'''

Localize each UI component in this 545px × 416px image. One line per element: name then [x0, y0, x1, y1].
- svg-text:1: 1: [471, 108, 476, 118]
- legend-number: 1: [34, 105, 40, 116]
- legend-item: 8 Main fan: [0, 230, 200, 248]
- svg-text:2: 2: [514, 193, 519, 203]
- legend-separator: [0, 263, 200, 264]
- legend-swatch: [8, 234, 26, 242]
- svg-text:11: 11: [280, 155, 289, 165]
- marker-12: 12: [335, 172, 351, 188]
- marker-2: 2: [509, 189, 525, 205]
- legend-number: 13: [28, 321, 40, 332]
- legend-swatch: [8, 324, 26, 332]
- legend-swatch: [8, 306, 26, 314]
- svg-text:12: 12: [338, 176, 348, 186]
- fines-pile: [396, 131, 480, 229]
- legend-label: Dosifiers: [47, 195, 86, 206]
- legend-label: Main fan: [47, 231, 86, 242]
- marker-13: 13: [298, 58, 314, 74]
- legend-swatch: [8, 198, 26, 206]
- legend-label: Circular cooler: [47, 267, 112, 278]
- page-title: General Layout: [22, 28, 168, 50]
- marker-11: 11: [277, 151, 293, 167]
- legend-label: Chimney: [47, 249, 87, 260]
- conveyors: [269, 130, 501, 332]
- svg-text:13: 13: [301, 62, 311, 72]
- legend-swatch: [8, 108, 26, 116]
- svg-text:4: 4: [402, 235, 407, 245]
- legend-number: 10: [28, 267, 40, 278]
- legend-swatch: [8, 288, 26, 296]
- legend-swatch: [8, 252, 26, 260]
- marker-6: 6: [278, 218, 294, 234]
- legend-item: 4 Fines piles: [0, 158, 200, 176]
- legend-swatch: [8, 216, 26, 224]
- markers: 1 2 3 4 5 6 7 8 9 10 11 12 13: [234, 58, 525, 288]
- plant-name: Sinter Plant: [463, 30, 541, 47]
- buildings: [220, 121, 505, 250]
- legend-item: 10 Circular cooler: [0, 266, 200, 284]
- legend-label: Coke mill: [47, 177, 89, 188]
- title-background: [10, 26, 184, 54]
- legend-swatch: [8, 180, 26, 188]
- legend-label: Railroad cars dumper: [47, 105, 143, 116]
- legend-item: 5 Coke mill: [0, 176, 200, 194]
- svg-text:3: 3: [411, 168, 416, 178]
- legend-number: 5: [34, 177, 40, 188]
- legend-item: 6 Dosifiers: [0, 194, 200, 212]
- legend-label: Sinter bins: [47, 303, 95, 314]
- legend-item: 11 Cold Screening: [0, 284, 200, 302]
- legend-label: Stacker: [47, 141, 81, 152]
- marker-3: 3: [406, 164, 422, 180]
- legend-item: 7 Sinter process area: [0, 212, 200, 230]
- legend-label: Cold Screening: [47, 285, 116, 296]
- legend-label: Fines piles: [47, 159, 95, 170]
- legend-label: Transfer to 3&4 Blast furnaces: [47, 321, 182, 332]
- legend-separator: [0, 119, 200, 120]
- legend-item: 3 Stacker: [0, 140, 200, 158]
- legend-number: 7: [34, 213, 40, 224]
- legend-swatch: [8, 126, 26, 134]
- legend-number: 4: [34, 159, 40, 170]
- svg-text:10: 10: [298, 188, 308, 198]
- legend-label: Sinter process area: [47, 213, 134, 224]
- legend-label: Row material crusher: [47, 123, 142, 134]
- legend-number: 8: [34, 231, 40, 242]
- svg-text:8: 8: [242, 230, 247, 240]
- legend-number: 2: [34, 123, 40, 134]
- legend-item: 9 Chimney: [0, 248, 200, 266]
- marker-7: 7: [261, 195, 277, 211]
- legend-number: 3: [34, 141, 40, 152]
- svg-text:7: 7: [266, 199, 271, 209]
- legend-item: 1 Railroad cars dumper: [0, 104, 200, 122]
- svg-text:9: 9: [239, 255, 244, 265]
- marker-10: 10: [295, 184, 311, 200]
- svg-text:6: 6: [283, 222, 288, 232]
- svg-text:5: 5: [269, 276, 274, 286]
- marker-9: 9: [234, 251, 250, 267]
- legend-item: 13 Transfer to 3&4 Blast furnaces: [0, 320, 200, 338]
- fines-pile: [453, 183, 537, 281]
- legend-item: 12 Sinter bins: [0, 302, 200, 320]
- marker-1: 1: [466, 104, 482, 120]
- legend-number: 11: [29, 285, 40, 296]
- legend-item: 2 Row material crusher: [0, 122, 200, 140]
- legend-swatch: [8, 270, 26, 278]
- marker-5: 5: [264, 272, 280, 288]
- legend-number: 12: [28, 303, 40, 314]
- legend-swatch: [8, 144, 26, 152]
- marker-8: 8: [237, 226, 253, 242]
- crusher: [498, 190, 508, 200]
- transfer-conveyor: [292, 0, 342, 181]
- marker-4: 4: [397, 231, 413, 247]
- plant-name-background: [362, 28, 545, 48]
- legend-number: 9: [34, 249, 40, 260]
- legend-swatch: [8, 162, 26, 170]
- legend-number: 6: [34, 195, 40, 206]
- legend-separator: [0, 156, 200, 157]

'''

Transcribe every one of the rows above word for word.

→ Written solution
Localize each UI component in this 545px × 416px image. One line per element: name then [x0, y0, x1, y1].
- svg-text:1: 1: [471, 108, 476, 118]
- legend-number: 1: [34, 105, 40, 116]
- legend-item: 8 Main fan: [0, 230, 200, 248]
- svg-text:2: 2: [514, 193, 519, 203]
- legend-separator: [0, 263, 200, 264]
- legend-swatch: [8, 234, 26, 242]
- svg-text:11: 11: [280, 155, 289, 165]
- marker-12: 12: [335, 172, 351, 188]
- marker-2: 2: [509, 189, 525, 205]
- legend-number: 13: [28, 321, 40, 332]
- legend-swatch: [8, 324, 26, 332]
- legend-swatch: [8, 306, 26, 314]
- svg-text:12: 12: [338, 176, 348, 186]
- fines-pile: [396, 131, 480, 229]
- legend-label: Dosifiers: [47, 195, 86, 206]
- legend-label: Main fan: [47, 231, 86, 242]
- marker-13: 13: [298, 58, 314, 74]
- legend-swatch: [8, 198, 26, 206]
- legend-label: Circular cooler: [47, 267, 112, 278]
- page-title: General Layout: [22, 28, 168, 50]
- marker-11: 11: [277, 151, 293, 167]
- legend-label: Chimney: [47, 249, 87, 260]
- conveyors: [269, 130, 501, 332]
- svg-text:13: 13: [301, 62, 311, 72]
- legend-swatch: [8, 108, 26, 116]
- svg-text:4: 4: [402, 235, 407, 245]
- legend-number: 10: [28, 267, 40, 278]
- legend-swatch: [8, 288, 26, 296]
- legend-swatch: [8, 252, 26, 260]
- marker-6: 6: [278, 218, 294, 234]
- legend-item: 4 Fines piles: [0, 158, 200, 176]
- legend-swatch: [8, 216, 26, 224]
- markers: 1 2 3 4 5 6 7 8 9 10 11 12 13: [234, 58, 525, 288]
- plant-name: Sinter Plant: [463, 30, 541, 47]
- buildings: [220, 121, 505, 250]
- legend-item: 10 Circular cooler: [0, 266, 200, 284]
- legend-label: Coke mill: [47, 177, 89, 188]
- title-background: [10, 26, 184, 54]
- legend-swatch: [8, 180, 26, 188]
- legend-label: Railroad cars dumper: [47, 105, 143, 116]
- legend-item: 5 Coke mill: [0, 176, 200, 194]
- svg-text:3: 3: [411, 168, 416, 178]
- legend-number: 5: [34, 177, 40, 188]
- legend-item: 6 Dosifiers: [0, 194, 200, 212]
- legend-label: Sinter bins: [47, 303, 95, 314]
- legend-item: 11 Cold Screening: [0, 284, 200, 302]
- legend-label: Stacker: [47, 141, 81, 152]
- marker-3: 3: [406, 164, 422, 180]
- legend-item: 7 Sinter process area: [0, 212, 200, 230]
- legend-label: Cold Screening: [47, 285, 116, 296]
- legend-label: Fines piles: [47, 159, 95, 170]
- legend-label: Transfer to 3&4 Blast furnaces: [47, 321, 182, 332]
- legend-separator: [0, 119, 200, 120]
- legend-item: 3 Stacker: [0, 140, 200, 158]
- legend-number: 7: [34, 213, 40, 224]
- legend-swatch: [8, 126, 26, 134]
- legend-number: 4: [34, 159, 40, 170]
- svg-text:10: 10: [298, 188, 308, 198]
- legend-label: Sinter process area: [47, 213, 134, 224]
- legend-label: Row material crusher: [47, 123, 142, 134]
- legend-number: 8: [34, 231, 40, 242]
- svg-text:8: 8: [242, 230, 247, 240]
- legend-number: 2: [34, 123, 40, 134]
- legend-item: 9 Chimney: [0, 248, 200, 266]
- marker-7: 7: [261, 195, 277, 211]
- legend-number: 3: [34, 141, 40, 152]
- svg-text:7: 7: [266, 199, 271, 209]
- legend-item: 1 Railroad cars dumper: [0, 104, 200, 122]
- svg-text:9: 9: [239, 255, 244, 265]
- marker-10: 10: [295, 184, 311, 200]
- svg-text:6: 6: [283, 222, 288, 232]
- svg-text:5: 5: [269, 276, 274, 286]
- marker-9: 9: [234, 251, 250, 267]
- legend-item: 13 Transfer to 3&4 Blast furnaces: [0, 320, 200, 338]
- fines-pile: [453, 183, 537, 281]
- legend-item: 12 Sinter bins: [0, 302, 200, 320]
- marker-1: 1: [466, 104, 482, 120]
- legend-number: 11: [29, 285, 40, 296]
- legend-item: 2 Row material crusher: [0, 122, 200, 140]
- legend-swatch: [8, 270, 26, 278]
- marker-5: 5: [264, 272, 280, 288]
- legend-number: 12: [28, 303, 40, 314]
- legend-swatch: [8, 144, 26, 152]
- marker-8: 8: [237, 226, 253, 242]
- crusher: [498, 190, 508, 200]
- transfer-conveyor: [292, 0, 342, 181]
- marker-4: 4: [397, 231, 413, 247]
- plant-name-background: [362, 28, 545, 48]
- legend-number: 9: [34, 249, 40, 260]
- legend-swatch: [8, 162, 26, 170]
- legend-number: 6: [34, 195, 40, 206]
- legend-separator: [0, 156, 200, 157]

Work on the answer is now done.